(Exercise goal):
Locate each line holding the string "marker" and copy it.

## Start Input

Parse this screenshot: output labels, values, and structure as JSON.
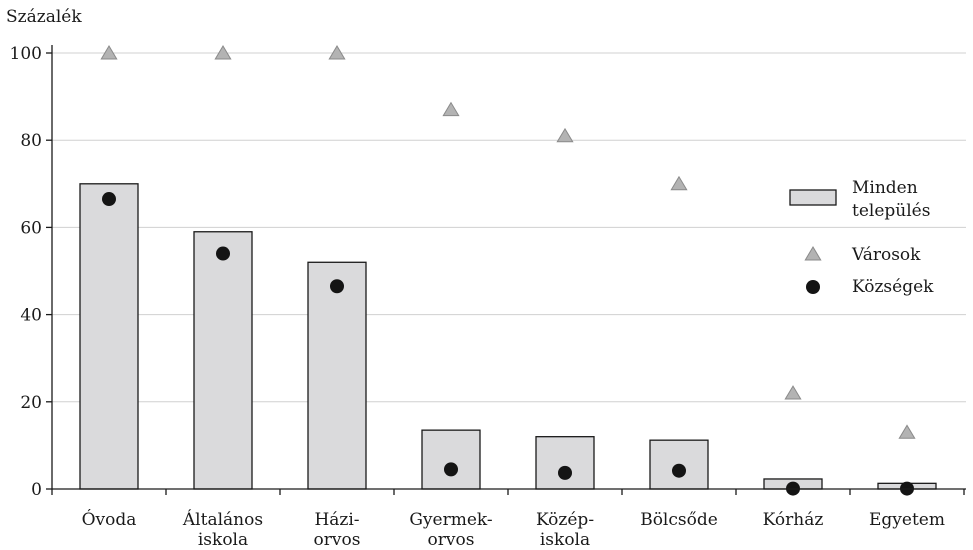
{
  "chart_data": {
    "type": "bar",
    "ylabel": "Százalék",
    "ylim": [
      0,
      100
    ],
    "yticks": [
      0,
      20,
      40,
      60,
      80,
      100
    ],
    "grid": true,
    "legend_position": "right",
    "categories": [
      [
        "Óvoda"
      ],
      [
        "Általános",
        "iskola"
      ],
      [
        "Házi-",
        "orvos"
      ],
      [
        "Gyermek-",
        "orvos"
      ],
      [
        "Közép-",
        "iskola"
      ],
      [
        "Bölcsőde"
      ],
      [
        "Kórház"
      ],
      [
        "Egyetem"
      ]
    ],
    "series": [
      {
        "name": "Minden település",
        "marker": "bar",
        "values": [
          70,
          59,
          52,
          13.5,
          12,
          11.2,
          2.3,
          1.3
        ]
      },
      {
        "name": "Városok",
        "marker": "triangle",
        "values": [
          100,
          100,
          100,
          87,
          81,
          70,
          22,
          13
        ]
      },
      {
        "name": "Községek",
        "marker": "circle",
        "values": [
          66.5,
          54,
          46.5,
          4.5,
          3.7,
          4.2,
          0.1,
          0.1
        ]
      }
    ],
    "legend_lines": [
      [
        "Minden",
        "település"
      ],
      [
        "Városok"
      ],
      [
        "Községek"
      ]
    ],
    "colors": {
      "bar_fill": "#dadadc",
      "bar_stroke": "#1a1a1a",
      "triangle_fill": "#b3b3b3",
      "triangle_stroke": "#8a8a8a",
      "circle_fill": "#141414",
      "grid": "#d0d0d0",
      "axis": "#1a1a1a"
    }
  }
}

## End Input
## Start Input

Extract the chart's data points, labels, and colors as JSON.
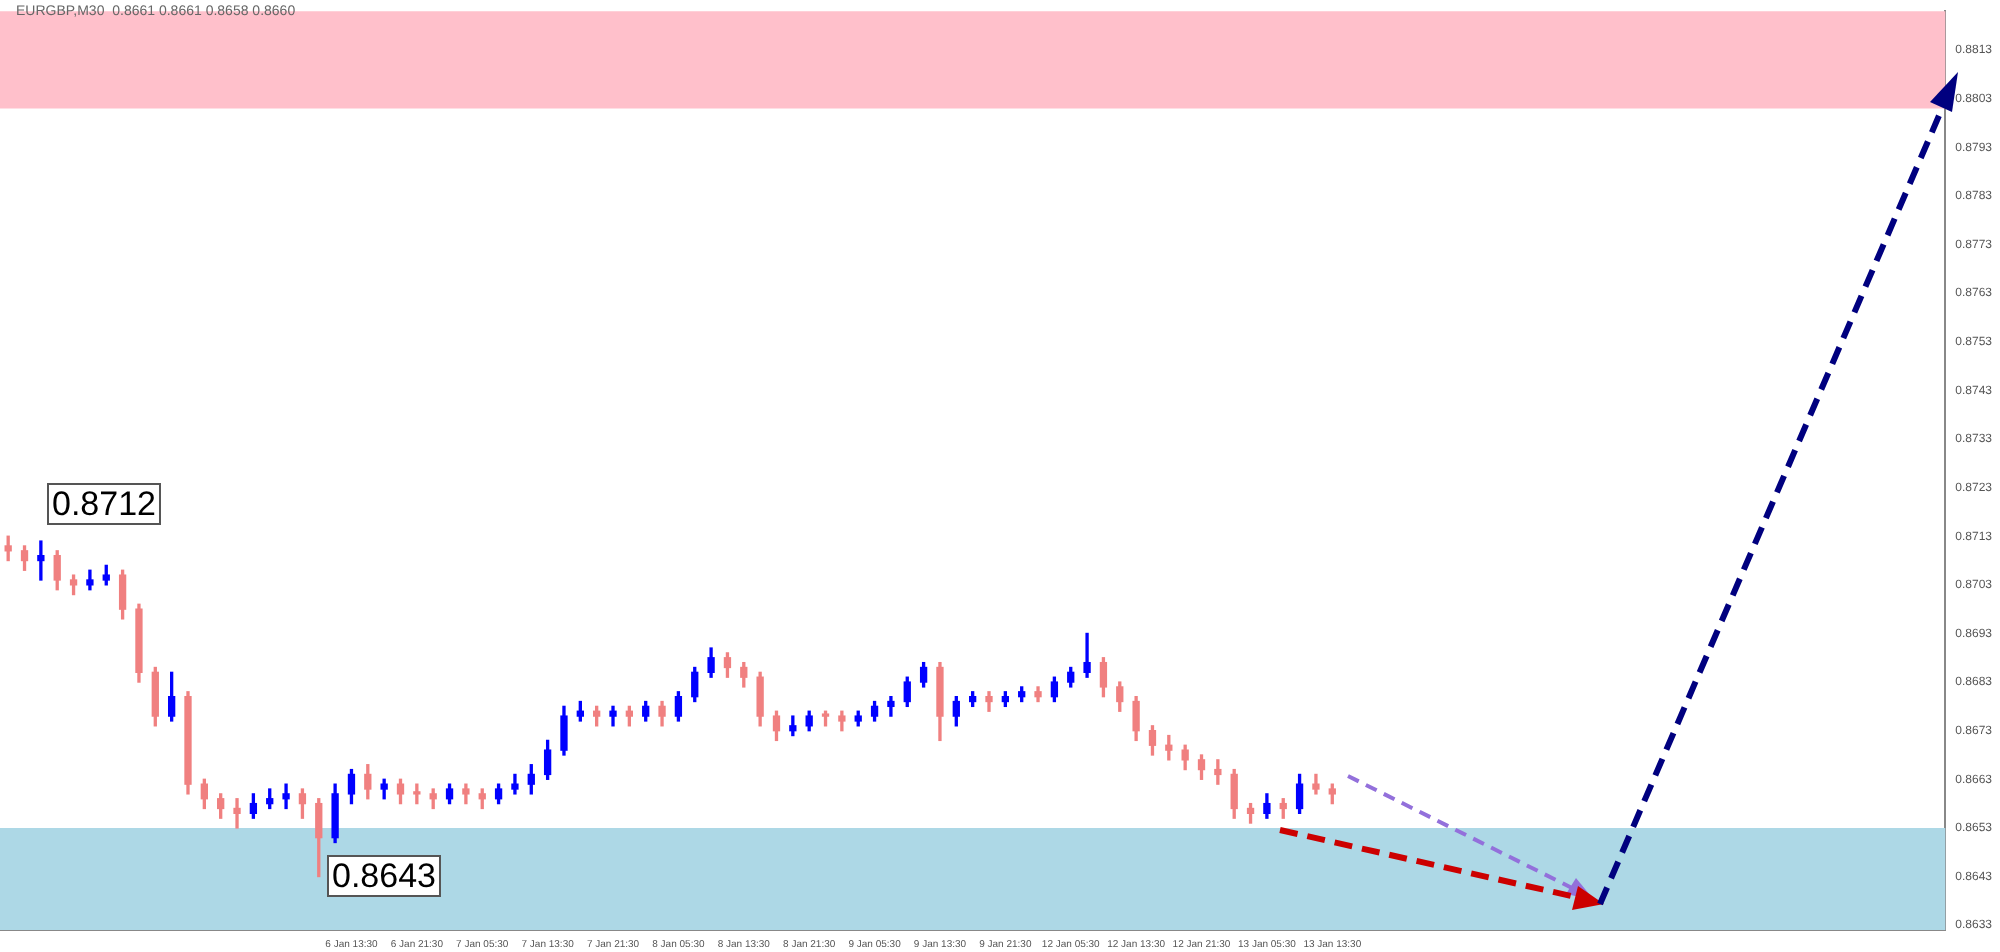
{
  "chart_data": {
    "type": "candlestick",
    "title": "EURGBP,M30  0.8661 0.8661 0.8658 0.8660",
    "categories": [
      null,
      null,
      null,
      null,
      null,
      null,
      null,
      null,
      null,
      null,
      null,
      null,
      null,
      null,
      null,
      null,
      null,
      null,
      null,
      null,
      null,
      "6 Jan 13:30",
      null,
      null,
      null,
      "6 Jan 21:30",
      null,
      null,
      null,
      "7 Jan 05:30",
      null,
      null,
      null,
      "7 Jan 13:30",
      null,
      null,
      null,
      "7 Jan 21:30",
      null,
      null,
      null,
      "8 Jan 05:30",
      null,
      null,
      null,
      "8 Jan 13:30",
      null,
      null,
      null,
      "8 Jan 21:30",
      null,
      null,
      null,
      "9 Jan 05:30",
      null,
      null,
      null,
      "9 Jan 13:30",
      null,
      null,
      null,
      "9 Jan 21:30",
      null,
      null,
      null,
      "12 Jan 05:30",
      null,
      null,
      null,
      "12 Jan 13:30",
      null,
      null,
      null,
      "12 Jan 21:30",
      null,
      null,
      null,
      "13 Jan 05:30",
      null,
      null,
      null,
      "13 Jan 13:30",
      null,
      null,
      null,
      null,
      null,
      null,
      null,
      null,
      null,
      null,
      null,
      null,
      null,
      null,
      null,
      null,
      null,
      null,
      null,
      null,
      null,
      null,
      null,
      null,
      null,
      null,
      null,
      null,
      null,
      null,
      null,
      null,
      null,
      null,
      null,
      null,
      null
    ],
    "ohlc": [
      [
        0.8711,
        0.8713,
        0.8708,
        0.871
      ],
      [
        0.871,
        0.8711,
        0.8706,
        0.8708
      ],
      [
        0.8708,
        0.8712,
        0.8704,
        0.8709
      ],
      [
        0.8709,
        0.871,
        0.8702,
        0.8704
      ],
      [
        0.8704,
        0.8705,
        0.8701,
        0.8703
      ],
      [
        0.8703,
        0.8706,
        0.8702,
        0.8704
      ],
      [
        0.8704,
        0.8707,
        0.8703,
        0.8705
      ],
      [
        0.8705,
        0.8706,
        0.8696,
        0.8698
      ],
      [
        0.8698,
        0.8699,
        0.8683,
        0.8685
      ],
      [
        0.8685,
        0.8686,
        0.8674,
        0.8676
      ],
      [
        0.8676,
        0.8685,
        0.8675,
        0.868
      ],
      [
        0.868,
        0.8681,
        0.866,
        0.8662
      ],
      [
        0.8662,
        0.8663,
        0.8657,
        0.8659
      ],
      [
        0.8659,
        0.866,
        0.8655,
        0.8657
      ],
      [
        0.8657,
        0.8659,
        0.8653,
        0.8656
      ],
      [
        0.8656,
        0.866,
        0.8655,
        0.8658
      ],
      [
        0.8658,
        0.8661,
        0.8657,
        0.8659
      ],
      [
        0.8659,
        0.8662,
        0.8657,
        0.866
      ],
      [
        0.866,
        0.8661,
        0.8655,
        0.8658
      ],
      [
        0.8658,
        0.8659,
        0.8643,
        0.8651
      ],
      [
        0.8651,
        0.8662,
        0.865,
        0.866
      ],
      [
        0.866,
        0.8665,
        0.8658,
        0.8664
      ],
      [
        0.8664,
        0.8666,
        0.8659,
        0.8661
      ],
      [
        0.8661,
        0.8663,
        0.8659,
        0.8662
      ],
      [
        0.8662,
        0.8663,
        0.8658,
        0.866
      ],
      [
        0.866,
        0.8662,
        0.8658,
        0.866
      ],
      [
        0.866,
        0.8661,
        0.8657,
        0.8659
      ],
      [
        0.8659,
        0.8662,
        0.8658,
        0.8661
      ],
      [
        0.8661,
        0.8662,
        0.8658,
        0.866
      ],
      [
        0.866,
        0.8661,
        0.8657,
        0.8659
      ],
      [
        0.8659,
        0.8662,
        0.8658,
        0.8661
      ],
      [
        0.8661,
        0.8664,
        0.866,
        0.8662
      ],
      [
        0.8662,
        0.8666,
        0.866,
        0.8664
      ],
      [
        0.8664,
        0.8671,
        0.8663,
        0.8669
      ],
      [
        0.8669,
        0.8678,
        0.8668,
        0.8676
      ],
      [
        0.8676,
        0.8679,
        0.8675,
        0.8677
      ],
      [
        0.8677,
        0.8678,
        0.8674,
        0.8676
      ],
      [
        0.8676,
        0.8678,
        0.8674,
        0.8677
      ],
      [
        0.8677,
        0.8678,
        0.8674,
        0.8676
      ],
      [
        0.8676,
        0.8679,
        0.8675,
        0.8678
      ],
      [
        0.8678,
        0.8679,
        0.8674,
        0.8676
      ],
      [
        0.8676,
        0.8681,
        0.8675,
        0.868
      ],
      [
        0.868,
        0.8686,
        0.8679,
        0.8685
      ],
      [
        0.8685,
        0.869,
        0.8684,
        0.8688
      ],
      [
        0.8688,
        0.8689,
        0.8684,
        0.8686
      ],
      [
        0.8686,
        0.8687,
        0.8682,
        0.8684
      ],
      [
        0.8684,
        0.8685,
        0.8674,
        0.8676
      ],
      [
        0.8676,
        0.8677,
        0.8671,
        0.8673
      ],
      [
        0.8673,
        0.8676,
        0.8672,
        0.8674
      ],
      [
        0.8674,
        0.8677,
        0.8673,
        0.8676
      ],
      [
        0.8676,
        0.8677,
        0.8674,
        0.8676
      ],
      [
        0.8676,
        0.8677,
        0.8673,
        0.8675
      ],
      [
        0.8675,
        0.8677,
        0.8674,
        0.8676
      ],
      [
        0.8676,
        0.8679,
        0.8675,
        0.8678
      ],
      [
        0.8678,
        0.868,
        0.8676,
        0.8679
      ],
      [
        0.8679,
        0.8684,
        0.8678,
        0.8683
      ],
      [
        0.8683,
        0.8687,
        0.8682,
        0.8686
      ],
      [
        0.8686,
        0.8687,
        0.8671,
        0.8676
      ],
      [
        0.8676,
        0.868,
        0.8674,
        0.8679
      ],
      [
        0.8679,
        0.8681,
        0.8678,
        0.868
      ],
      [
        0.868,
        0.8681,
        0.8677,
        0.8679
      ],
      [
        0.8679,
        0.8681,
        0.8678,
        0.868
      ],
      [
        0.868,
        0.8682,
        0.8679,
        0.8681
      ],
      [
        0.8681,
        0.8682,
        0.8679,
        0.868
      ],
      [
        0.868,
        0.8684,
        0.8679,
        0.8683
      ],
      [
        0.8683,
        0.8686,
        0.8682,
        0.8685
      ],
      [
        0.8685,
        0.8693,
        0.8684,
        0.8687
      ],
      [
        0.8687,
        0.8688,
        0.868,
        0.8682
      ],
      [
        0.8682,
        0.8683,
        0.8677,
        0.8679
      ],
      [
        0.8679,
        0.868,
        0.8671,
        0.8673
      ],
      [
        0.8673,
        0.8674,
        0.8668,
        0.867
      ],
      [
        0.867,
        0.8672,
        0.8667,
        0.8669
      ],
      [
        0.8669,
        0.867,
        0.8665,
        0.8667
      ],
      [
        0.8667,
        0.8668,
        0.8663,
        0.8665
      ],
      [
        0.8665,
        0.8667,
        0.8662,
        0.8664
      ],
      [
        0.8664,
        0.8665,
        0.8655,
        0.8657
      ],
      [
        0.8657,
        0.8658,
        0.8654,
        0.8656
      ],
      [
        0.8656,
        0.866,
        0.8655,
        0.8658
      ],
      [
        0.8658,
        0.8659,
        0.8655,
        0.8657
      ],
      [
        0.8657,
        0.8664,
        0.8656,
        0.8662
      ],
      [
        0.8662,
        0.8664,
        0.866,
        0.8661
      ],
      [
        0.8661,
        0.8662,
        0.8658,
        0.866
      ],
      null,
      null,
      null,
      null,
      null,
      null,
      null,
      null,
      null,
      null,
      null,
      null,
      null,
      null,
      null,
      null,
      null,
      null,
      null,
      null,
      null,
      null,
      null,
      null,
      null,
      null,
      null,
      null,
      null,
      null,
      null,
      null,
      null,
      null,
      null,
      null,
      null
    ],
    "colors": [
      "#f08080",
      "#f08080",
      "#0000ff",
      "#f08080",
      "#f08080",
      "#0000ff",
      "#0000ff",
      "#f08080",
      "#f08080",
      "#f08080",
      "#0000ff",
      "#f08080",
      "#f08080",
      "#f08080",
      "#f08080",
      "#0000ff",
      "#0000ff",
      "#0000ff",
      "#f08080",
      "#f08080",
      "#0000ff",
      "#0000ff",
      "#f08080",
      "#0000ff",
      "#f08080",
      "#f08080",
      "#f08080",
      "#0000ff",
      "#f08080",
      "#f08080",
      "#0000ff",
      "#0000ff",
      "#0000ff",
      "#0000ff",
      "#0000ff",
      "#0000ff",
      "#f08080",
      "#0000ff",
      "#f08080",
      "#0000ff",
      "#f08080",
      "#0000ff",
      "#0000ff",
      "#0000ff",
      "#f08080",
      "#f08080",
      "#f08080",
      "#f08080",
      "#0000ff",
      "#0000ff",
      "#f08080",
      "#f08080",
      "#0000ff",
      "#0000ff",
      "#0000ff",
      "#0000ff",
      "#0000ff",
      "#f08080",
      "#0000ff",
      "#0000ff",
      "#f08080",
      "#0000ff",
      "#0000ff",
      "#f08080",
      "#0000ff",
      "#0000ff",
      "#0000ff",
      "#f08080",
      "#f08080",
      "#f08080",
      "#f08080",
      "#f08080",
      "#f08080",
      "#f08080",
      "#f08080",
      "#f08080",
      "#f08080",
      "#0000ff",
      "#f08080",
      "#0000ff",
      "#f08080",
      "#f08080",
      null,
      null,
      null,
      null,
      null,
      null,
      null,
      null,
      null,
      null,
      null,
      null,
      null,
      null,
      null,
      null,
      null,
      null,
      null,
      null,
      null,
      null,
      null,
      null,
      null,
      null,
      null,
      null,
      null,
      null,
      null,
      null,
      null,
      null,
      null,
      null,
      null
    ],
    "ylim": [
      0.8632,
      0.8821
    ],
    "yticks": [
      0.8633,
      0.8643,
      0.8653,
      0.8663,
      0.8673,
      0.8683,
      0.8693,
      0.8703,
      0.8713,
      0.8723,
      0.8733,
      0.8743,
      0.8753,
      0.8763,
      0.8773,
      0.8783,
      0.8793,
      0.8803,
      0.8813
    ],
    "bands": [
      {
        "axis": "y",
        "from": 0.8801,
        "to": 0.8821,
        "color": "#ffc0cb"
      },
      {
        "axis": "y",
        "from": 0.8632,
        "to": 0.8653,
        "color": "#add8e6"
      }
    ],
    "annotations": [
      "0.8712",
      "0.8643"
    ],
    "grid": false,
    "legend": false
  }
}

## End Input

(The reply):
        "marker": "bar",
        "marker": "triangle",
        "marker": "circle",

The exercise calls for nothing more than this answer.